## THE TASK:
Retype all of the records below character for character, leaving out the pictures.
— START GIVEN RECORDS —
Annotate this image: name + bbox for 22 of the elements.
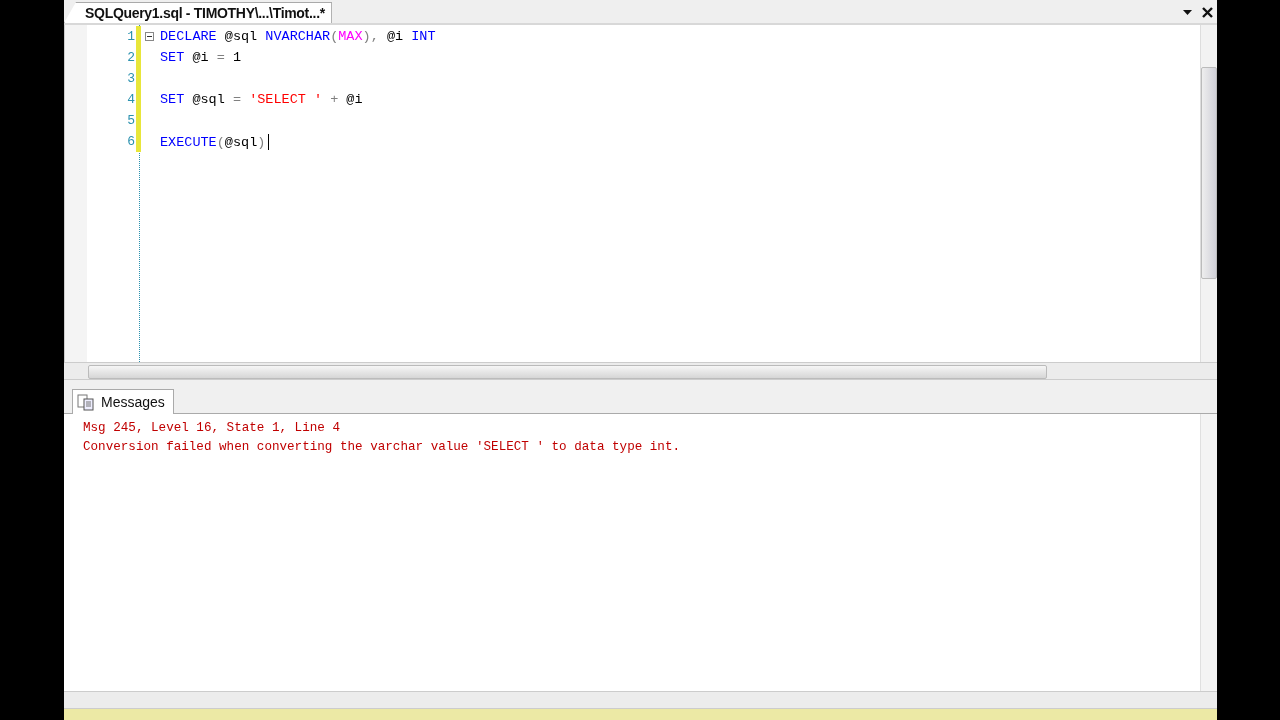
close-icon[interactable] — [1202, 7, 1213, 18]
collapse-icon[interactable] — [144, 32, 154, 41]
vertical-scrollbar[interactable] — [1200, 414, 1217, 691]
error-message: Msg 245, Level 16, State 1, Line 4 — [83, 420, 341, 437]
line-number: 2 — [126, 50, 135, 65]
line-number: 4 — [126, 92, 135, 107]
error-message: Conversion failed when converting the varchar value 'SELECT ' to data type int. — [83, 439, 682, 456]
code-line: SET @i = 1 — [160, 50, 242, 65]
dropdown-icon[interactable] — [1183, 10, 1192, 15]
horizontal-scrollbar[interactable] — [64, 362, 1217, 380]
vertical-scrollbar[interactable] — [1200, 25, 1217, 362]
code-line: EXECUTE(@sql) — [160, 133, 270, 150]
code-line: SET @sql = 'SELECT ' + @i — [160, 92, 363, 107]
horizontal-scrollbar[interactable] — [64, 691, 1217, 709]
document-tab[interactable]: SQLQuery1.sql - TIMOTHY\...\Timot...* — [64, 2, 332, 23]
messages-tab[interactable]: Messages — [72, 389, 174, 414]
line-number: 6 — [126, 134, 135, 149]
document-icon — [77, 393, 95, 411]
line-number: 3 — [126, 71, 135, 86]
line-number: 1 — [126, 29, 135, 44]
line-number: 5 — [126, 113, 135, 128]
code-line: DECLARE @sql NVARCHAR(MAX), @i INT — [160, 29, 436, 44]
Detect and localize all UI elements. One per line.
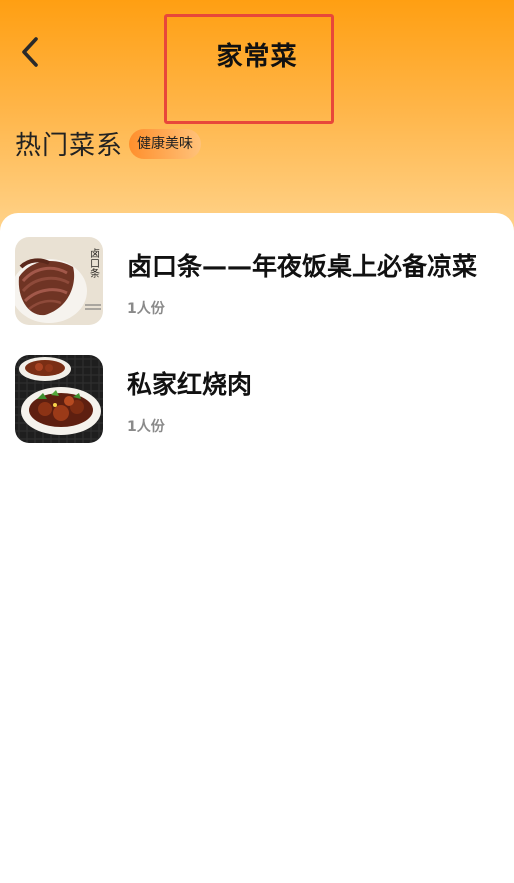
recipe-name: 卤口条——年夜饭桌上必备凉菜: [127, 252, 478, 281]
chevron-left-icon: [22, 37, 38, 67]
braised-pork-image: [15, 355, 103, 443]
recipe-item[interactable]: 卤口条 卤口条——年夜饭桌上必备凉菜 1人份: [15, 237, 505, 327]
recipe-servings: 1人份: [127, 419, 165, 435]
page-title: 家常菜: [216, 42, 298, 72]
recipe-item[interactable]: 私家红烧肉 1人份: [15, 355, 505, 445]
recipe-name: 私家红烧肉: [127, 370, 253, 399]
back-button[interactable]: [12, 30, 48, 74]
section-title: 热门菜系: [15, 131, 124, 161]
recipe-image-caption-1: 卤口条: [88, 247, 100, 278]
recipe-thumbnail: [15, 355, 103, 443]
tag-badge: 健康美味: [129, 129, 201, 159]
recipe-servings: 1人份: [127, 301, 165, 317]
braised-pork-tongue-image: 卤口条: [15, 237, 103, 325]
screen: 家常菜 热门菜系 健康美味 卤口条 卤口条——年夜饭桌上必备凉菜 1人份 私家红…: [0, 0, 514, 883]
recipe-thumbnail: 卤口条: [15, 237, 103, 325]
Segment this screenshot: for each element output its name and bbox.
— END GIVEN RECORDS —
## RESULT OF THIS TASK:
Annotate this image: name + bbox for 22 of the elements.
close-icon[interactable] — [1202, 7, 1213, 18]
collapse-icon[interactable] — [144, 32, 154, 41]
vertical-scrollbar[interactable] — [1200, 414, 1217, 691]
error-message: Msg 245, Level 16, State 1, Line 4 — [83, 420, 341, 437]
line-number: 2 — [126, 50, 135, 65]
line-number: 4 — [126, 92, 135, 107]
error-message: Conversion failed when converting the varchar value 'SELECT ' to data type int. — [83, 439, 682, 456]
code-line: SET @i = 1 — [160, 50, 242, 65]
dropdown-icon[interactable] — [1183, 10, 1192, 15]
horizontal-scrollbar[interactable] — [64, 362, 1217, 380]
vertical-scrollbar[interactable] — [1200, 25, 1217, 362]
code-line: EXECUTE(@sql) — [160, 133, 270, 150]
code-line: SET @sql = 'SELECT ' + @i — [160, 92, 363, 107]
horizontal-scrollbar[interactable] — [64, 691, 1217, 709]
document-tab[interactable]: SQLQuery1.sql - TIMOTHY\...\Timot...* — [64, 2, 332, 23]
messages-tab[interactable]: Messages — [72, 389, 174, 414]
line-number: 6 — [126, 134, 135, 149]
document-icon — [77, 393, 95, 411]
line-number: 3 — [126, 71, 135, 86]
line-number: 1 — [126, 29, 135, 44]
line-number: 5 — [126, 113, 135, 128]
code-line: DECLARE @sql NVARCHAR(MAX), @i INT — [160, 29, 436, 44]
Detect and localize all UI elements. One per line.
recipe-name: 卤口条——年夜饭桌上必备凉菜: [127, 252, 478, 281]
chevron-left-icon: [22, 37, 38, 67]
braised-pork-image: [15, 355, 103, 443]
recipe-item[interactable]: 卤口条 卤口条——年夜饭桌上必备凉菜 1人份: [15, 237, 505, 327]
recipe-servings: 1人份: [127, 419, 165, 435]
page-title: 家常菜: [216, 42, 298, 72]
recipe-item[interactable]: 私家红烧肉 1人份: [15, 355, 505, 445]
recipe-name: 私家红烧肉: [127, 370, 253, 399]
back-button[interactable]: [12, 30, 48, 74]
section-title: 热门菜系: [15, 131, 124, 161]
recipe-image-caption-1: 卤口条: [88, 247, 100, 278]
recipe-thumbnail: [15, 355, 103, 443]
tag-badge: 健康美味: [129, 129, 201, 159]
recipe-servings: 1人份: [127, 301, 165, 317]
braised-pork-tongue-image: 卤口条: [15, 237, 103, 325]
screen: 家常菜 热门菜系 健康美味 卤口条 卤口条——年夜饭桌上必备凉菜 1人份 私家红…: [0, 0, 514, 883]
recipe-thumbnail: 卤口条: [15, 237, 103, 325]
Segment this screenshot: for each element output its name and bbox.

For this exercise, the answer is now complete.